[REQUEST] Write out the entries below once more, exactly.

--- --- ---

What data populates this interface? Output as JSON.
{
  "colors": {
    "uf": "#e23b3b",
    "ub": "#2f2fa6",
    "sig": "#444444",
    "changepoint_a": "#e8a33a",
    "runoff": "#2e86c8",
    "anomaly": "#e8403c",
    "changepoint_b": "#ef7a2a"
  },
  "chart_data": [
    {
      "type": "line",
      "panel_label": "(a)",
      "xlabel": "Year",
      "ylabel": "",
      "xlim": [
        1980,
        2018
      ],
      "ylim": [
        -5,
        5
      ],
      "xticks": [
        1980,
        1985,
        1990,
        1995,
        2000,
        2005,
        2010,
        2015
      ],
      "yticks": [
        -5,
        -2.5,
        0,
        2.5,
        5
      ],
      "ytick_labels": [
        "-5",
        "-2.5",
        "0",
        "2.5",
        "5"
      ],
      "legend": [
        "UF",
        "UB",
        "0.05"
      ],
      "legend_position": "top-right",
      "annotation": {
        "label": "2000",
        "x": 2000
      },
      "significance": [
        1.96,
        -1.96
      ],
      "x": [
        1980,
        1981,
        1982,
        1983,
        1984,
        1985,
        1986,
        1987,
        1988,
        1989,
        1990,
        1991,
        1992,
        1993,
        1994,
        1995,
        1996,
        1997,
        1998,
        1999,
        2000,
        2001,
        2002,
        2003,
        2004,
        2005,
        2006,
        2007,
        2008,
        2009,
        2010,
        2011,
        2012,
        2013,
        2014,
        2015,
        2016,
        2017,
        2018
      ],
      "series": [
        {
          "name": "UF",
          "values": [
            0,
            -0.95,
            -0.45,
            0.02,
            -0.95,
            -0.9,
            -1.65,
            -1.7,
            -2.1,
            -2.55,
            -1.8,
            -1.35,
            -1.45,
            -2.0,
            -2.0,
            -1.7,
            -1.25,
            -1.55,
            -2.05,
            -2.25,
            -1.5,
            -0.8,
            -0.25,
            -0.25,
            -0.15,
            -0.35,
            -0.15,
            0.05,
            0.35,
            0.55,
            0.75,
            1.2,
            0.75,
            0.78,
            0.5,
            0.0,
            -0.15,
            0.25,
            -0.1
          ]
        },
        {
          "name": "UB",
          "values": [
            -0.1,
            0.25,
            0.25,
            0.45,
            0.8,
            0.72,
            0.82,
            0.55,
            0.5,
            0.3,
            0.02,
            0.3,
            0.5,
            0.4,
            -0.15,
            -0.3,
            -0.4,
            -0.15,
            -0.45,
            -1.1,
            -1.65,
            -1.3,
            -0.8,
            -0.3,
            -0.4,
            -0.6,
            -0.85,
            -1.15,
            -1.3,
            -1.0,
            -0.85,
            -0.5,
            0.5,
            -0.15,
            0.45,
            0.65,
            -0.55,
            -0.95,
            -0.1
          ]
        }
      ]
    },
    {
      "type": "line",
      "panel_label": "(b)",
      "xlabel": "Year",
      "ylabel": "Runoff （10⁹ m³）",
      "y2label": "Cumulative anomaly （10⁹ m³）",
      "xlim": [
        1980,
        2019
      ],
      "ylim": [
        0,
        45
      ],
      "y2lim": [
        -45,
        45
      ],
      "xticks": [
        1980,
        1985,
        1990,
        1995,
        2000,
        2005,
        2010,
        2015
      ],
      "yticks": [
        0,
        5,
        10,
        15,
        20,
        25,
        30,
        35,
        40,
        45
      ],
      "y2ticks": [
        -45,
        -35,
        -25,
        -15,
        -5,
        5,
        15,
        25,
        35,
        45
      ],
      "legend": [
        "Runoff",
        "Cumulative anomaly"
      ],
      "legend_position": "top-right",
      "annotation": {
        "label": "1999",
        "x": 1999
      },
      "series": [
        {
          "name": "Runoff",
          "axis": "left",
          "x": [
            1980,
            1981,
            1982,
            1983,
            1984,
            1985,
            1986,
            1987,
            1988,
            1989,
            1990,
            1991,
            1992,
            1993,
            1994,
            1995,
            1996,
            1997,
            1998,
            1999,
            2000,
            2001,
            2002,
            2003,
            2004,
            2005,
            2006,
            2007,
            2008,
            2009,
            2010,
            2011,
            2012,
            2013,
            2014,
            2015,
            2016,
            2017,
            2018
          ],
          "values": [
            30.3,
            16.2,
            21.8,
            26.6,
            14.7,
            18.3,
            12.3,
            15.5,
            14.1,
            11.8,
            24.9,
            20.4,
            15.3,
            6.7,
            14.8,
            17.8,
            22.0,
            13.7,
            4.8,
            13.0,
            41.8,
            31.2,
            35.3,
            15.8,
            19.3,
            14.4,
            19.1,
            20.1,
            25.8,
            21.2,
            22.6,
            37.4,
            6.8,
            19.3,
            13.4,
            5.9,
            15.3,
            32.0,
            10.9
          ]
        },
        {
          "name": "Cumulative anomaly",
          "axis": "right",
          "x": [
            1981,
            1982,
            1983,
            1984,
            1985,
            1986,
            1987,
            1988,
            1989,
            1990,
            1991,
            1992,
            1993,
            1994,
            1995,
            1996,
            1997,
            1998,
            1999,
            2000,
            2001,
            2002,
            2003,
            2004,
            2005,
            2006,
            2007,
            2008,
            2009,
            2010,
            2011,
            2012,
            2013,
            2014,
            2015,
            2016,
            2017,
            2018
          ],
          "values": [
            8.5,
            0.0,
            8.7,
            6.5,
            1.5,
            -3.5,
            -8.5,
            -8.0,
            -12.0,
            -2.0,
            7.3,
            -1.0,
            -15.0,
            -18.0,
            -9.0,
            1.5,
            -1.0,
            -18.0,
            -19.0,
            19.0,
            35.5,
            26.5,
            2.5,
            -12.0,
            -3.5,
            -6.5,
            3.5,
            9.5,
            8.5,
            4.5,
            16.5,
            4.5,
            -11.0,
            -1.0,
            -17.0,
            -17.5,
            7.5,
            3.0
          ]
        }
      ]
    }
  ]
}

--- --- ---

[EXERCISE RESPONSE]
What data populates this interface? Output as JSON.
{
  "colors": {
    "uf": "#e23b3b",
    "ub": "#2f2fa6",
    "sig": "#444444",
    "changepoint_a": "#e8a33a",
    "runoff": "#2e86c8",
    "anomaly": "#e8403c",
    "changepoint_b": "#ef7a2a"
  },
  "chart_data": [
    {
      "type": "line",
      "panel_label": "(a)",
      "xlabel": "Year",
      "ylabel": "",
      "xlim": [
        1980,
        2018
      ],
      "ylim": [
        -5,
        5
      ],
      "xticks": [
        1980,
        1985,
        1990,
        1995,
        2000,
        2005,
        2010,
        2015
      ],
      "yticks": [
        -5,
        -2.5,
        0,
        2.5,
        5
      ],
      "ytick_labels": [
        "-5",
        "-2.5",
        "0",
        "2.5",
        "5"
      ],
      "legend": [
        "UF",
        "UB",
        "0.05"
      ],
      "legend_position": "top-right",
      "annotation": {
        "label": "2000",
        "x": 2000
      },
      "significance": [
        1.96,
        -1.96
      ],
      "x": [
        1980,
        1981,
        1982,
        1983,
        1984,
        1985,
        1986,
        1987,
        1988,
        1989,
        1990,
        1991,
        1992,
        1993,
        1994,
        1995,
        1996,
        1997,
        1998,
        1999,
        2000,
        2001,
        2002,
        2003,
        2004,
        2005,
        2006,
        2007,
        2008,
        2009,
        2010,
        2011,
        2012,
        2013,
        2014,
        2015,
        2016,
        2017,
        2018
      ],
      "series": [
        {
          "name": "UF",
          "values": [
            0,
            -0.95,
            -0.45,
            0.02,
            -0.95,
            -0.9,
            -1.65,
            -1.7,
            -2.1,
            -2.55,
            -1.8,
            -1.35,
            -1.45,
            -2.0,
            -2.0,
            -1.7,
            -1.25,
            -1.55,
            -2.05,
            -2.25,
            -1.5,
            -0.8,
            -0.25,
            -0.25,
            -0.15,
            -0.35,
            -0.15,
            0.05,
            0.35,
            0.55,
            0.75,
            1.2,
            0.75,
            0.78,
            0.5,
            0.0,
            -0.15,
            0.25,
            -0.1
          ]
        },
        {
          "name": "UB",
          "values": [
            -0.1,
            0.25,
            0.25,
            0.45,
            0.8,
            0.72,
            0.82,
            0.55,
            0.5,
            0.3,
            0.02,
            0.3,
            0.5,
            0.4,
            -0.15,
            -0.3,
            -0.4,
            -0.15,
            -0.45,
            -1.1,
            -1.65,
            -1.3,
            -0.8,
            -0.3,
            -0.4,
            -0.6,
            -0.85,
            -1.15,
            -1.3,
            -1.0,
            -0.85,
            -0.5,
            0.5,
            -0.15,
            0.45,
            0.65,
            -0.55,
            -0.95,
            -0.1
          ]
        }
      ]
    },
    {
      "type": "line",
      "panel_label": "(b)",
      "xlabel": "Year",
      "ylabel": "Runoff （10⁹ m³）",
      "y2label": "Cumulative anomaly （10⁹ m³）",
      "xlim": [
        1980,
        2019
      ],
      "ylim": [
        0,
        45
      ],
      "y2lim": [
        -45,
        45
      ],
      "xticks": [
        1980,
        1985,
        1990,
        1995,
        2000,
        2005,
        2010,
        2015
      ],
      "yticks": [
        0,
        5,
        10,
        15,
        20,
        25,
        30,
        35,
        40,
        45
      ],
      "y2ticks": [
        -45,
        -35,
        -25,
        -15,
        -5,
        5,
        15,
        25,
        35,
        45
      ],
      "legend": [
        "Runoff",
        "Cumulative anomaly"
      ],
      "legend_position": "top-right",
      "annotation": {
        "label": "1999",
        "x": 1999
      },
      "series": [
        {
          "name": "Runoff",
          "axis": "left",
          "x": [
            1980,
            1981,
            1982,
            1983,
            1984,
            1985,
            1986,
            1987,
            1988,
            1989,
            1990,
            1991,
            1992,
            1993,
            1994,
            1995,
            1996,
            1997,
            1998,
            1999,
            2000,
            2001,
            2002,
            2003,
            2004,
            2005,
            2006,
            2007,
            2008,
            2009,
            2010,
            2011,
            2012,
            2013,
            2014,
            2015,
            2016,
            2017,
            2018
          ],
          "values": [
            30.3,
            16.2,
            21.8,
            26.6,
            14.7,
            18.3,
            12.3,
            15.5,
            14.1,
            11.8,
            24.9,
            20.4,
            15.3,
            6.7,
            14.8,
            17.8,
            22.0,
            13.7,
            4.8,
            13.0,
            41.8,
            31.2,
            35.3,
            15.8,
            19.3,
            14.4,
            19.1,
            20.1,
            25.8,
            21.2,
            22.6,
            37.4,
            6.8,
            19.3,
            13.4,
            5.9,
            15.3,
            32.0,
            10.9
          ]
        },
        {
          "name": "Cumulative anomaly",
          "axis": "right",
          "x": [
            1981,
            1982,
            1983,
            1984,
            1985,
            1986,
            1987,
            1988,
            1989,
            1990,
            1991,
            1992,
            1993,
            1994,
            1995,
            1996,
            1997,
            1998,
            1999,
            2000,
            2001,
            2002,
            2003,
            2004,
            2005,
            2006,
            2007,
            2008,
            2009,
            2010,
            2011,
            2012,
            2013,
            2014,
            2015,
            2016,
            2017,
            2018
          ],
          "values": [
            8.5,
            0.0,
            8.7,
            6.5,
            1.5,
            -3.5,
            -8.5,
            -8.0,
            -12.0,
            -2.0,
            7.3,
            -1.0,
            -15.0,
            -18.0,
            -9.0,
            1.5,
            -1.0,
            -18.0,
            -19.0,
            19.0,
            35.5,
            26.5,
            2.5,
            -12.0,
            -3.5,
            -6.5,
            3.5,
            9.5,
            8.5,
            4.5,
            16.5,
            4.5,
            -11.0,
            -1.0,
            -17.0,
            -17.5,
            7.5,
            3.0
          ]
        }
      ]
    }
  ]
}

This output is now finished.